◆ SHORT EXERCISE ◆
Pick out the lines below that contain the string "value" and copy them all.

◆ INPUT MATERIAL ◆
###

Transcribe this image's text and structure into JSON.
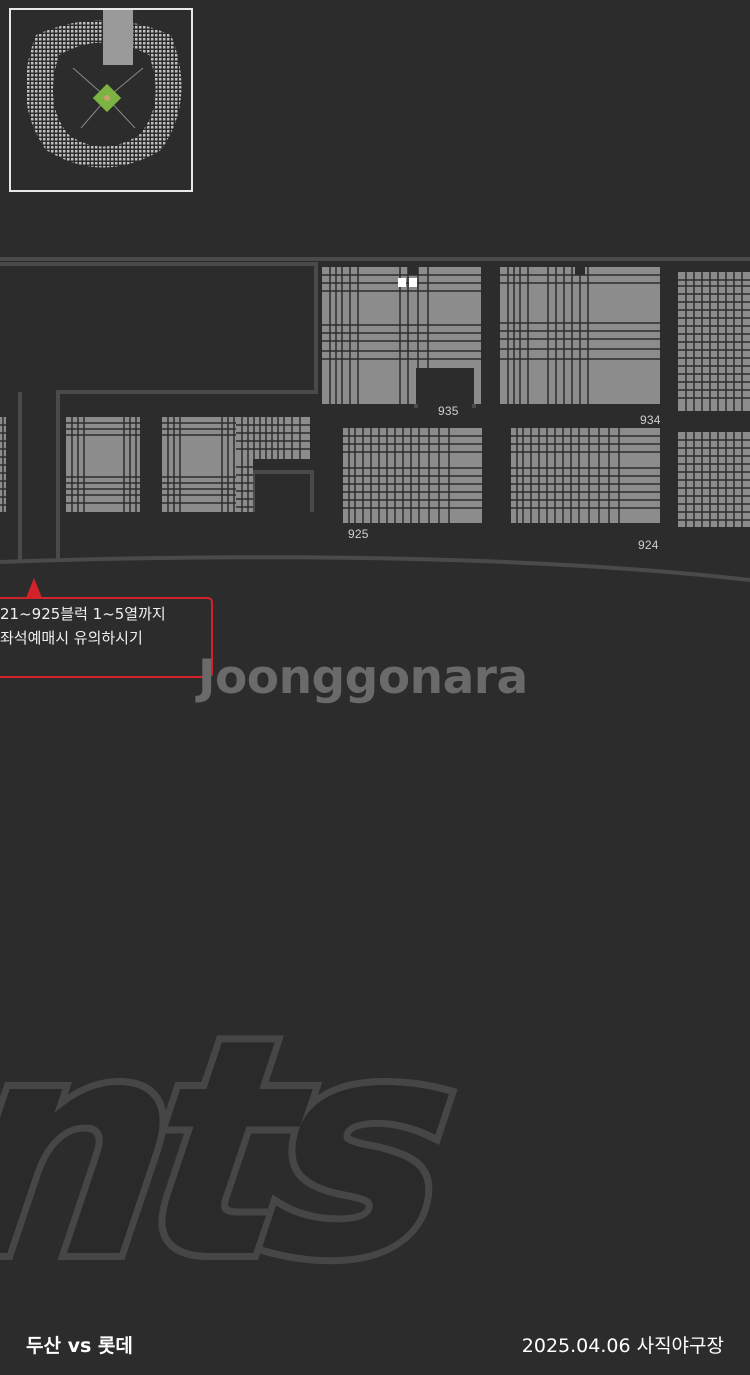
{
  "minimap": {
    "label": "stadium-overview"
  },
  "seat_map": {
    "blocks": [
      {
        "id": "935",
        "label": "935"
      },
      {
        "id": "934",
        "label": "934"
      },
      {
        "id": "925",
        "label": "925"
      },
      {
        "id": "924",
        "label": "924"
      }
    ],
    "selected_seats": 2
  },
  "notice": {
    "line1": "21~925블럭 1~5열까지",
    "line2": "좌석예매시 유의하시기"
  },
  "watermark": {
    "text": "Joonggonara"
  },
  "background_logo": {
    "text": "nts"
  },
  "footer": {
    "match": "두산 vs 롯데",
    "date_venue": "2025.04.06 사직야구장"
  },
  "colors": {
    "background": "#2c2c2c",
    "seat": "#8c8c8c",
    "notice_border": "#d2232a",
    "field_green": "#7cb342"
  }
}
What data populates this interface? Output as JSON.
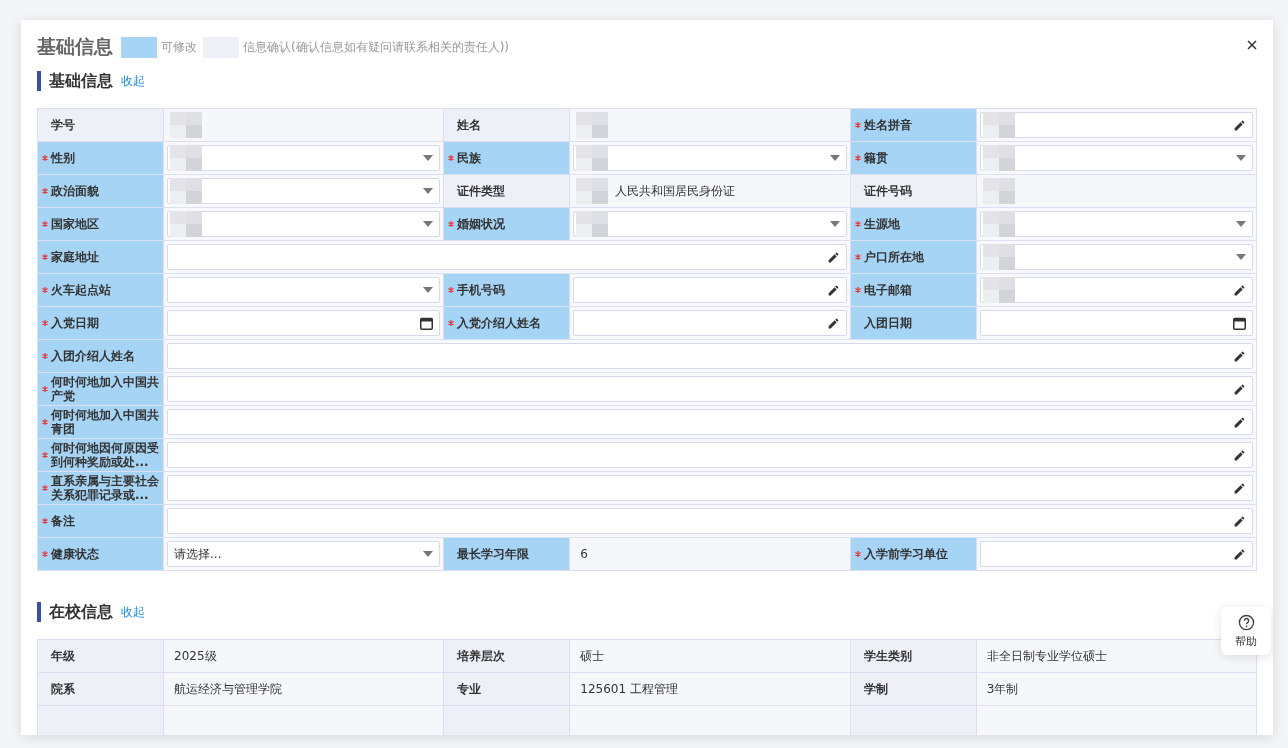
{
  "dialog": {
    "title": "基础信息",
    "legend": [
      {
        "kind": "editable",
        "label": "可修改"
      },
      {
        "kind": "confirm",
        "label": "信息确认(确认信息如有疑问请联系相关的责任人))"
      }
    ]
  },
  "sections": [
    {
      "title": "基础信息",
      "toggle": "收起",
      "fields": [
        {
          "label": "学号",
          "required": false,
          "editable": false,
          "kind": "readonly",
          "redacted": true
        },
        {
          "label": "姓名",
          "required": false,
          "editable": false,
          "kind": "readonly",
          "redacted": true
        },
        {
          "label": "姓名拼音",
          "required": true,
          "editable": true,
          "kind": "text",
          "redacted": true
        },
        {
          "label": "性别",
          "required": true,
          "editable": true,
          "kind": "select",
          "redacted": true
        },
        {
          "label": "民族",
          "required": true,
          "editable": true,
          "kind": "select",
          "redacted": true
        },
        {
          "label": "籍贯",
          "required": true,
          "editable": true,
          "kind": "select",
          "redacted": true
        },
        {
          "label": "政治面貌",
          "required": true,
          "editable": true,
          "kind": "select",
          "redacted": true
        },
        {
          "label": "证件类型",
          "required": false,
          "editable": false,
          "kind": "readonly",
          "value": "人民共和国居民身份证",
          "redacted": true
        },
        {
          "label": "证件号码",
          "required": false,
          "editable": false,
          "kind": "readonly",
          "redacted": true
        },
        {
          "label": "国家地区",
          "required": true,
          "editable": true,
          "kind": "select",
          "redacted": true
        },
        {
          "label": "婚姻状况",
          "required": true,
          "editable": true,
          "kind": "select",
          "redacted": true
        },
        {
          "label": "生源地",
          "required": true,
          "editable": true,
          "kind": "select",
          "redacted": true
        },
        {
          "label": "家庭地址",
          "required": true,
          "editable": true,
          "kind": "text",
          "wide": true
        },
        {
          "label": "户口所在地",
          "required": true,
          "editable": true,
          "kind": "select",
          "redacted": true
        },
        {
          "label": "火车起点站",
          "required": true,
          "editable": true,
          "kind": "select"
        },
        {
          "label": "手机号码",
          "required": true,
          "editable": true,
          "kind": "text"
        },
        {
          "label": "电子邮箱",
          "required": true,
          "editable": true,
          "kind": "text",
          "redacted": true
        },
        {
          "label": "入党日期",
          "required": true,
          "editable": true,
          "kind": "date"
        },
        {
          "label": "入党介绍人姓名",
          "required": true,
          "editable": true,
          "kind": "text"
        },
        {
          "label": "入团日期",
          "required": false,
          "editable": true,
          "kind": "date"
        },
        {
          "label": "入团介绍人姓名",
          "required": true,
          "editable": true,
          "kind": "text",
          "full": true
        },
        {
          "label": "何时何地加入中国共产党",
          "required": true,
          "editable": true,
          "kind": "text",
          "full": true
        },
        {
          "label": "何时何地加入中国共青团",
          "required": true,
          "editable": true,
          "kind": "text",
          "full": true
        },
        {
          "label": "何时何地因何原因受到何种奖励或处...",
          "required": true,
          "editable": true,
          "kind": "text",
          "full": true
        },
        {
          "label": "直系亲属与主要社会关系犯罪记录或...",
          "required": true,
          "editable": true,
          "kind": "text",
          "full": true
        },
        {
          "label": "备注",
          "required": true,
          "editable": true,
          "kind": "text",
          "full": true
        },
        {
          "label": "健康状态",
          "required": true,
          "editable": true,
          "kind": "select",
          "value": "请选择..."
        },
        {
          "label": "最长学习年限",
          "required": false,
          "editable": true,
          "kind": "readonly",
          "value": "6"
        },
        {
          "label": "入学前学习单位",
          "required": true,
          "editable": true,
          "kind": "text"
        }
      ]
    },
    {
      "title": "在校信息",
      "toggle": "收起",
      "fields": [
        {
          "label": "年级",
          "required": false,
          "editable": false,
          "kind": "readonly",
          "value": "2025级"
        },
        {
          "label": "培养层次",
          "required": false,
          "editable": false,
          "kind": "readonly",
          "value": "硕士"
        },
        {
          "label": "学生类别",
          "required": false,
          "editable": false,
          "kind": "readonly",
          "value": "非全日制专业学位硕士"
        },
        {
          "label": "院系",
          "required": false,
          "editable": false,
          "kind": "readonly",
          "value": "航运经济与管理学院"
        },
        {
          "label": "专业",
          "required": false,
          "editable": false,
          "kind": "readonly",
          "value": "125601 工程管理"
        },
        {
          "label": "学制",
          "required": false,
          "editable": false,
          "kind": "readonly",
          "value": "3年制"
        },
        {
          "kind": "readonly",
          "editable": false
        },
        {
          "kind": "readonly",
          "editable": false
        },
        {
          "kind": "readonly",
          "editable": false
        }
      ]
    }
  ],
  "help": {
    "label": "帮助"
  }
}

###

◆ EXERCISE OUTPUT ◆
          "value": "人民共和国居民身份证",
          "value": "请选择..."
          "value": "6"
          "value": "2025级"
          "value": "硕士"
          "value": "非全日制专业学位硕士"
          "value": "航运经济与管理学院"
          "value": "125601 工程管理"
          "value": "3年制"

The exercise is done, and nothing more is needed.